§ **THE REQUEST**: Pull out every line with the word "элементами" from the entries below.

§ **EXCERPTED RECORDS**:
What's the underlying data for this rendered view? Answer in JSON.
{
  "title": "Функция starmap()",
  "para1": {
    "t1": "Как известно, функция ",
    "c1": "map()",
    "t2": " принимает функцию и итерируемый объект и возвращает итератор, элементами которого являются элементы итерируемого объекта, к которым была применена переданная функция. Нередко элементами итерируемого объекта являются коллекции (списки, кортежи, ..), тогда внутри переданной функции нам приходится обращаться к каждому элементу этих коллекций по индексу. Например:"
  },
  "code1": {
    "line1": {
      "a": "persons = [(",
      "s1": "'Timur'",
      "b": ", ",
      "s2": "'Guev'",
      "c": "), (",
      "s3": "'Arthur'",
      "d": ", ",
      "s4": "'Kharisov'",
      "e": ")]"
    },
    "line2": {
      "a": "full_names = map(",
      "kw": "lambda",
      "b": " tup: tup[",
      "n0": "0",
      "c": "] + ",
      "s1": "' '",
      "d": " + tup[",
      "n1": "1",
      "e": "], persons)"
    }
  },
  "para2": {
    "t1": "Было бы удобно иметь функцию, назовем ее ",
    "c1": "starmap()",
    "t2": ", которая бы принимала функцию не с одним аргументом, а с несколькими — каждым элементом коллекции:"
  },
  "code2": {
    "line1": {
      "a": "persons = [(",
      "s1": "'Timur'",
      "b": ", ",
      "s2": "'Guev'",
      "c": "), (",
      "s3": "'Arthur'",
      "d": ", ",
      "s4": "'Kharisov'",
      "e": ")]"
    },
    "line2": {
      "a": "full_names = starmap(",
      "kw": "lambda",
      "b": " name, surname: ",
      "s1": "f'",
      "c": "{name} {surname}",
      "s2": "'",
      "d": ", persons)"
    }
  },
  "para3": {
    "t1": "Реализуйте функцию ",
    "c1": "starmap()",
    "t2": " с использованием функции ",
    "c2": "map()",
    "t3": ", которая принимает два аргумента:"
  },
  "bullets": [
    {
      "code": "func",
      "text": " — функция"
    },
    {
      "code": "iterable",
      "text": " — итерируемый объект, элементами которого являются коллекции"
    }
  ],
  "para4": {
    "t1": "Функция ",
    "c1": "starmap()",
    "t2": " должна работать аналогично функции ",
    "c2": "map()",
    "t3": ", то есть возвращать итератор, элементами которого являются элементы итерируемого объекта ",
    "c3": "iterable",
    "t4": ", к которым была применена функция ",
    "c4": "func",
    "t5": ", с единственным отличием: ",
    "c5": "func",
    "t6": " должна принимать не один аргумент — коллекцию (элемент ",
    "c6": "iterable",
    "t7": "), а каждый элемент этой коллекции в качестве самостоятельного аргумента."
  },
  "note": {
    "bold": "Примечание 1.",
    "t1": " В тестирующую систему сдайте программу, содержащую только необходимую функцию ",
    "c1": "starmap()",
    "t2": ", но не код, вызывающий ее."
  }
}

§ **COMPLETE OUTPUT**:
    "t2": " принимает функцию и итерируемый объект и возвращает итератор, элементами которого являются элементы итерируемого объекта, к которым была применена переданная функция. Нередко элементами итерируемого объекта являются коллекции (списки, кортежи, ..), тогда внутри переданной функции нам приходится обращаться к каждому элементу этих коллекций по индексу. Например:"
      "text": " — итерируемый объект, элементами которого являются коллекции"
    "t3": ", то есть возвращать итератор, элементами которого являются элементы итерируемого объекта ",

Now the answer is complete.